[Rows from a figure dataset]
* * *
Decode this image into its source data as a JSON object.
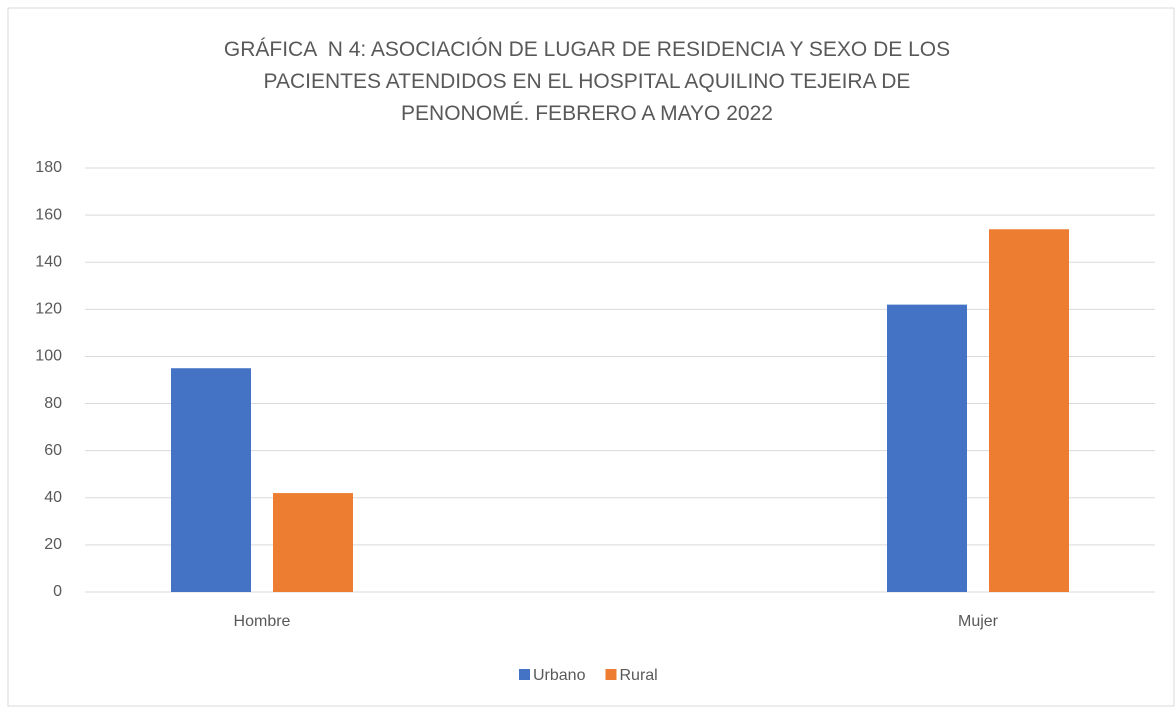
{
  "chart_data": {
    "type": "bar",
    "title": "GRÁFICA  N 4: ASOCIACIÓN DE LUGAR DE RESIDENCIA Y SEXO DE LOS PACIENTES ATENDIDOS EN EL HOSPITAL AQUILINO TEJEIRA DE PENONOMÉ. FEBRERO A MAYO 2022",
    "categories": [
      "Hombre",
      "Mujer"
    ],
    "series": [
      {
        "name": "Urbano",
        "color": "#4472c4",
        "values": [
          95,
          122
        ]
      },
      {
        "name": "Rural",
        "color": "#ed7d31",
        "values": [
          42,
          154
        ]
      }
    ],
    "ylim": [
      0,
      180
    ],
    "yticks": [
      0,
      20,
      40,
      60,
      80,
      100,
      120,
      140,
      160,
      180
    ],
    "grid": true,
    "legend": "bottom"
  }
}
* * *
* WHAT IS BEING ASKED *
Copy every entry exactly as written. Pictures are excluded.

* REPLY *
Decode this image into its source data as a JSON object.
{
  "chart_data": {
    "type": "bar",
    "title": "GRÁFICA  N 4: ASOCIACIÓN DE LUGAR DE RESIDENCIA Y SEXO DE LOS PACIENTES ATENDIDOS EN EL HOSPITAL AQUILINO TEJEIRA DE PENONOMÉ. FEBRERO A MAYO 2022",
    "categories": [
      "Hombre",
      "Mujer"
    ],
    "series": [
      {
        "name": "Urbano",
        "color": "#4472c4",
        "values": [
          95,
          122
        ]
      },
      {
        "name": "Rural",
        "color": "#ed7d31",
        "values": [
          42,
          154
        ]
      }
    ],
    "ylim": [
      0,
      180
    ],
    "yticks": [
      0,
      20,
      40,
      60,
      80,
      100,
      120,
      140,
      160,
      180
    ],
    "grid": true,
    "legend": "bottom"
  }
}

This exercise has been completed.